Below is a listing. Gather each line of it that contains "PERTENGAHAN".

***** DATA PROVIDED

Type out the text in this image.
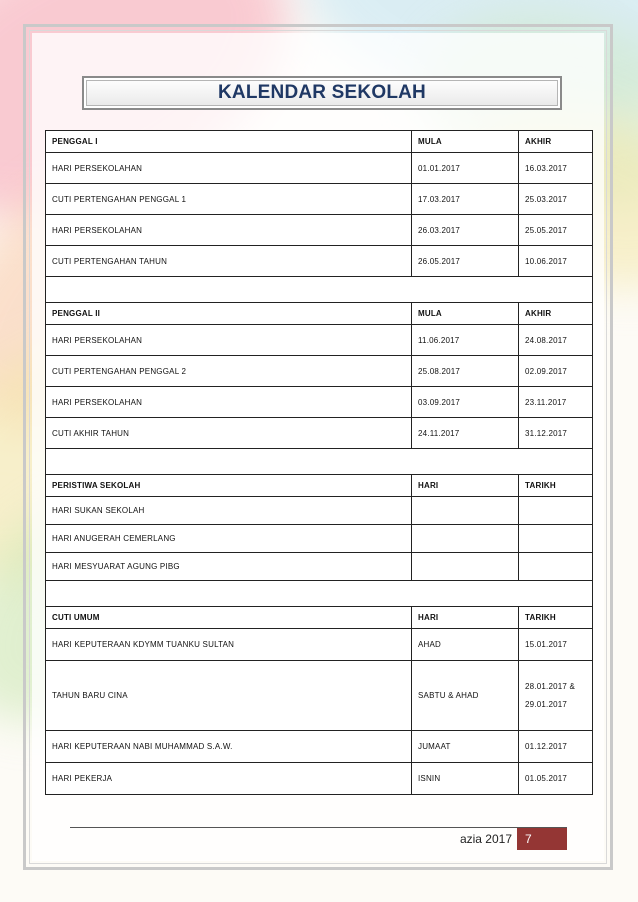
KALENDAR SEKOLAH
PENGGAL I	MULA	AKHIR
HARI PERSEKOLAHAN	01.01.2017	16.03.2017
CUTI PERTENGAHAN PENGGAL 1	17.03.2017	25.03.2017
HARI PERSEKOLAHAN	26.03.2017	25.05.2017
CUTI PERTENGAHAN TAHUN	26.05.2017	10.06.2017

PENGGAL II	MULA	AKHIR
HARI PERSEKOLAHAN	11.06.2017	24.08.2017
CUTI PERTENGAHAN PENGGAL 2	25.08.2017	02.09.2017
HARI PERSEKOLAHAN	03.09.2017	23.11.2017
CUTI AKHIR TAHUN	24.11.2017	31.12.2017

PERISTIWA SEKOLAH	HARI	TARIKH
HARI SUKAN SEKOLAH		
HARI ANUGERAH CEMERLANG		
HARI MESYUARAT AGUNG PIBG		

CUTI UMUM	HARI	TARIKH
HARI KEPUTERAAN KDYMM TUANKU SULTAN	AHAD	15.01.2017
TAHUN BARU CINA	SABTU & AHAD	28.01.2017 &
29.01.2017

HARI KEPUTERAAN NABI MUHAMMAD S.A.W.	JUMAAT	01.12.2017
HARI PEKERJA	ISNIN	01.05.2017
azia 2017	7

**********

• **SOLUTION**
CUTI PERTENGAHAN PENGGAL 1	17.03.2017	25.03.2017
CUTI PERTENGAHAN TAHUN	26.05.2017	10.06.2017
CUTI PERTENGAHAN PENGGAL 2	25.08.2017	02.09.2017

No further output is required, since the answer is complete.